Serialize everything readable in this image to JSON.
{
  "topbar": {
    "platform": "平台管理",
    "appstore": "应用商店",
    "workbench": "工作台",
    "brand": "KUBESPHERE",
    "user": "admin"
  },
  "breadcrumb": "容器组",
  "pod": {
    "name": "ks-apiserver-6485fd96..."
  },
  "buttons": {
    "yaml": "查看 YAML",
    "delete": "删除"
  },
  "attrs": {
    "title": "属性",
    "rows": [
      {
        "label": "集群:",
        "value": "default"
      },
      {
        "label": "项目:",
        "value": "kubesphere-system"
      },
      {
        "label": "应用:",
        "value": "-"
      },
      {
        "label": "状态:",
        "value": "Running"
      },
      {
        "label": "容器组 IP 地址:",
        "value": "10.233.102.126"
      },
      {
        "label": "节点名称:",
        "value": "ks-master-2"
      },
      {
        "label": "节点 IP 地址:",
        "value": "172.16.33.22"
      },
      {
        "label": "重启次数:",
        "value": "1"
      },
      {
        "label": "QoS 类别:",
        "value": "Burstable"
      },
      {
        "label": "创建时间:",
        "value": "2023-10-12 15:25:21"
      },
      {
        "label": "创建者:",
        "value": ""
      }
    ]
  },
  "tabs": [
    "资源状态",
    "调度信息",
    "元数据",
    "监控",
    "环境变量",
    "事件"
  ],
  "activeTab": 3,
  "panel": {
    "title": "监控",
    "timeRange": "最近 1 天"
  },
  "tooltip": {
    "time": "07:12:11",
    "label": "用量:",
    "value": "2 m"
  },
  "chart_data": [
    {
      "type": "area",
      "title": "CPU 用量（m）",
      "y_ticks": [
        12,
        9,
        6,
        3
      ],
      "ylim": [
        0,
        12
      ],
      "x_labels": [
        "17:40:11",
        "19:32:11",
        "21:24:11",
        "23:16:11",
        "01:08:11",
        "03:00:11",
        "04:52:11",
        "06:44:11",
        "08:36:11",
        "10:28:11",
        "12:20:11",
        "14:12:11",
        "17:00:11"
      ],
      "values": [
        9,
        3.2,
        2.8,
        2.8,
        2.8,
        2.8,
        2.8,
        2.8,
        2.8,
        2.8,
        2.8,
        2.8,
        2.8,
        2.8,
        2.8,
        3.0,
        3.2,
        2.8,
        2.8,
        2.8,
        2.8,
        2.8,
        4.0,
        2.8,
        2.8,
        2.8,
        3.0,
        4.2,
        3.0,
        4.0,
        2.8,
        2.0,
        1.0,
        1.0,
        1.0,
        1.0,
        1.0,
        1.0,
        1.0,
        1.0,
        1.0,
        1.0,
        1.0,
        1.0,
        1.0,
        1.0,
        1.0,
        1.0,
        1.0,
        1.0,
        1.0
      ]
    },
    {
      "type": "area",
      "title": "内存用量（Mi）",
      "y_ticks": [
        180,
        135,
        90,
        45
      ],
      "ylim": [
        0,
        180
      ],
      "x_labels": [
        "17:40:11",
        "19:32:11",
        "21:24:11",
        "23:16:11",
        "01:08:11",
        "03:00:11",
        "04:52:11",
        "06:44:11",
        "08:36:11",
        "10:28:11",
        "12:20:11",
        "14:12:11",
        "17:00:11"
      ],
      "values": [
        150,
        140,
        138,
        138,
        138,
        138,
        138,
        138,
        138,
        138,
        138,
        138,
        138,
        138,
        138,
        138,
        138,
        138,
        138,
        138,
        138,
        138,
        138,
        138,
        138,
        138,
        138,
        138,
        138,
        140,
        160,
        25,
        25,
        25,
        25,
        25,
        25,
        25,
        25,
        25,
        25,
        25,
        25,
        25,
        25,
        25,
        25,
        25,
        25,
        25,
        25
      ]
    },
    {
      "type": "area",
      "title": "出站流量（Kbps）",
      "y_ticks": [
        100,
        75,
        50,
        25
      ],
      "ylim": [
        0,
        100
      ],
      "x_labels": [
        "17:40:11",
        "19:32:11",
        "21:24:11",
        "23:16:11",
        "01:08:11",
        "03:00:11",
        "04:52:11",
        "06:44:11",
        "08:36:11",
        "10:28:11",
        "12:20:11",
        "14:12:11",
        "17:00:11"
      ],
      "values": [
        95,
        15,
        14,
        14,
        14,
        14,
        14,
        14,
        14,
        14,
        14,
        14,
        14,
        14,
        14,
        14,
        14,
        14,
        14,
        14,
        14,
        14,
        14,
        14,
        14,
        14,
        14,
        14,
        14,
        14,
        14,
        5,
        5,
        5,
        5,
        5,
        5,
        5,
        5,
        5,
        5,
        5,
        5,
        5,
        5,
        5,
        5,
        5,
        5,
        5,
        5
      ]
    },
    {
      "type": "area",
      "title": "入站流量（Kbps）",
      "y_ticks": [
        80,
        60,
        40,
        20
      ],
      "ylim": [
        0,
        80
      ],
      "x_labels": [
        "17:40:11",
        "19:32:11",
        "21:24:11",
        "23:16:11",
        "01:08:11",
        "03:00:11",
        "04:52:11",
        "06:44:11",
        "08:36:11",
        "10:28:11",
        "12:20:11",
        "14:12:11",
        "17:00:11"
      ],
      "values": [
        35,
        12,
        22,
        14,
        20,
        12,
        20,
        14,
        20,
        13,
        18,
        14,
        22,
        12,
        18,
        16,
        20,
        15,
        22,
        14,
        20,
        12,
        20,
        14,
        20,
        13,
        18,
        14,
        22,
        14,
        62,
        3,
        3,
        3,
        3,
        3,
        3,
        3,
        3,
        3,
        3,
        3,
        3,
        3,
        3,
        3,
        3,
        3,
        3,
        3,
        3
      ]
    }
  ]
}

■ Description of the task
Print every entry exactly as written.

■ Exercise result
Serialize everything readable in this image to JSON.
{
  "topbar": {
    "platform": "平台管理",
    "appstore": "应用商店",
    "workbench": "工作台",
    "brand": "KUBESPHERE",
    "user": "admin"
  },
  "breadcrumb": "容器组",
  "pod": {
    "name": "ks-apiserver-6485fd96..."
  },
  "buttons": {
    "yaml": "查看 YAML",
    "delete": "删除"
  },
  "attrs": {
    "title": "属性",
    "rows": [
      {
        "label": "集群:",
        "value": "default"
      },
      {
        "label": "项目:",
        "value": "kubesphere-system"
      },
      {
        "label": "应用:",
        "value": "-"
      },
      {
        "label": "状态:",
        "value": "Running"
      },
      {
        "label": "容器组 IP 地址:",
        "value": "10.233.102.126"
      },
      {
        "label": "节点名称:",
        "value": "ks-master-2"
      },
      {
        "label": "节点 IP 地址:",
        "value": "172.16.33.22"
      },
      {
        "label": "重启次数:",
        "value": "1"
      },
      {
        "label": "QoS 类别:",
        "value": "Burstable"
      },
      {
        "label": "创建时间:",
        "value": "2023-10-12 15:25:21"
      },
      {
        "label": "创建者:",
        "value": ""
      }
    ]
  },
  "tabs": [
    "资源状态",
    "调度信息",
    "元数据",
    "监控",
    "环境变量",
    "事件"
  ],
  "activeTab": 3,
  "panel": {
    "title": "监控",
    "timeRange": "最近 1 天"
  },
  "tooltip": {
    "time": "07:12:11",
    "label": "用量:",
    "value": "2 m"
  },
  "chart_data": [
    {
      "type": "area",
      "title": "CPU 用量（m）",
      "y_ticks": [
        12,
        9,
        6,
        3
      ],
      "ylim": [
        0,
        12
      ],
      "x_labels": [
        "17:40:11",
        "19:32:11",
        "21:24:11",
        "23:16:11",
        "01:08:11",
        "03:00:11",
        "04:52:11",
        "06:44:11",
        "08:36:11",
        "10:28:11",
        "12:20:11",
        "14:12:11",
        "17:00:11"
      ],
      "values": [
        9,
        3.2,
        2.8,
        2.8,
        2.8,
        2.8,
        2.8,
        2.8,
        2.8,
        2.8,
        2.8,
        2.8,
        2.8,
        2.8,
        2.8,
        3.0,
        3.2,
        2.8,
        2.8,
        2.8,
        2.8,
        2.8,
        4.0,
        2.8,
        2.8,
        2.8,
        3.0,
        4.2,
        3.0,
        4.0,
        2.8,
        2.0,
        1.0,
        1.0,
        1.0,
        1.0,
        1.0,
        1.0,
        1.0,
        1.0,
        1.0,
        1.0,
        1.0,
        1.0,
        1.0,
        1.0,
        1.0,
        1.0,
        1.0,
        1.0,
        1.0
      ]
    },
    {
      "type": "area",
      "title": "内存用量（Mi）",
      "y_ticks": [
        180,
        135,
        90,
        45
      ],
      "ylim": [
        0,
        180
      ],
      "x_labels": [
        "17:40:11",
        "19:32:11",
        "21:24:11",
        "23:16:11",
        "01:08:11",
        "03:00:11",
        "04:52:11",
        "06:44:11",
        "08:36:11",
        "10:28:11",
        "12:20:11",
        "14:12:11",
        "17:00:11"
      ],
      "values": [
        150,
        140,
        138,
        138,
        138,
        138,
        138,
        138,
        138,
        138,
        138,
        138,
        138,
        138,
        138,
        138,
        138,
        138,
        138,
        138,
        138,
        138,
        138,
        138,
        138,
        138,
        138,
        138,
        138,
        140,
        160,
        25,
        25,
        25,
        25,
        25,
        25,
        25,
        25,
        25,
        25,
        25,
        25,
        25,
        25,
        25,
        25,
        25,
        25,
        25,
        25
      ]
    },
    {
      "type": "area",
      "title": "出站流量（Kbps）",
      "y_ticks": [
        100,
        75,
        50,
        25
      ],
      "ylim": [
        0,
        100
      ],
      "x_labels": [
        "17:40:11",
        "19:32:11",
        "21:24:11",
        "23:16:11",
        "01:08:11",
        "03:00:11",
        "04:52:11",
        "06:44:11",
        "08:36:11",
        "10:28:11",
        "12:20:11",
        "14:12:11",
        "17:00:11"
      ],
      "values": [
        95,
        15,
        14,
        14,
        14,
        14,
        14,
        14,
        14,
        14,
        14,
        14,
        14,
        14,
        14,
        14,
        14,
        14,
        14,
        14,
        14,
        14,
        14,
        14,
        14,
        14,
        14,
        14,
        14,
        14,
        14,
        5,
        5,
        5,
        5,
        5,
        5,
        5,
        5,
        5,
        5,
        5,
        5,
        5,
        5,
        5,
        5,
        5,
        5,
        5,
        5
      ]
    },
    {
      "type": "area",
      "title": "入站流量（Kbps）",
      "y_ticks": [
        80,
        60,
        40,
        20
      ],
      "ylim": [
        0,
        80
      ],
      "x_labels": [
        "17:40:11",
        "19:32:11",
        "21:24:11",
        "23:16:11",
        "01:08:11",
        "03:00:11",
        "04:52:11",
        "06:44:11",
        "08:36:11",
        "10:28:11",
        "12:20:11",
        "14:12:11",
        "17:00:11"
      ],
      "values": [
        35,
        12,
        22,
        14,
        20,
        12,
        20,
        14,
        20,
        13,
        18,
        14,
        22,
        12,
        18,
        16,
        20,
        15,
        22,
        14,
        20,
        12,
        20,
        14,
        20,
        13,
        18,
        14,
        22,
        14,
        62,
        3,
        3,
        3,
        3,
        3,
        3,
        3,
        3,
        3,
        3,
        3,
        3,
        3,
        3,
        3,
        3,
        3,
        3,
        3,
        3
      ]
    }
  ]
}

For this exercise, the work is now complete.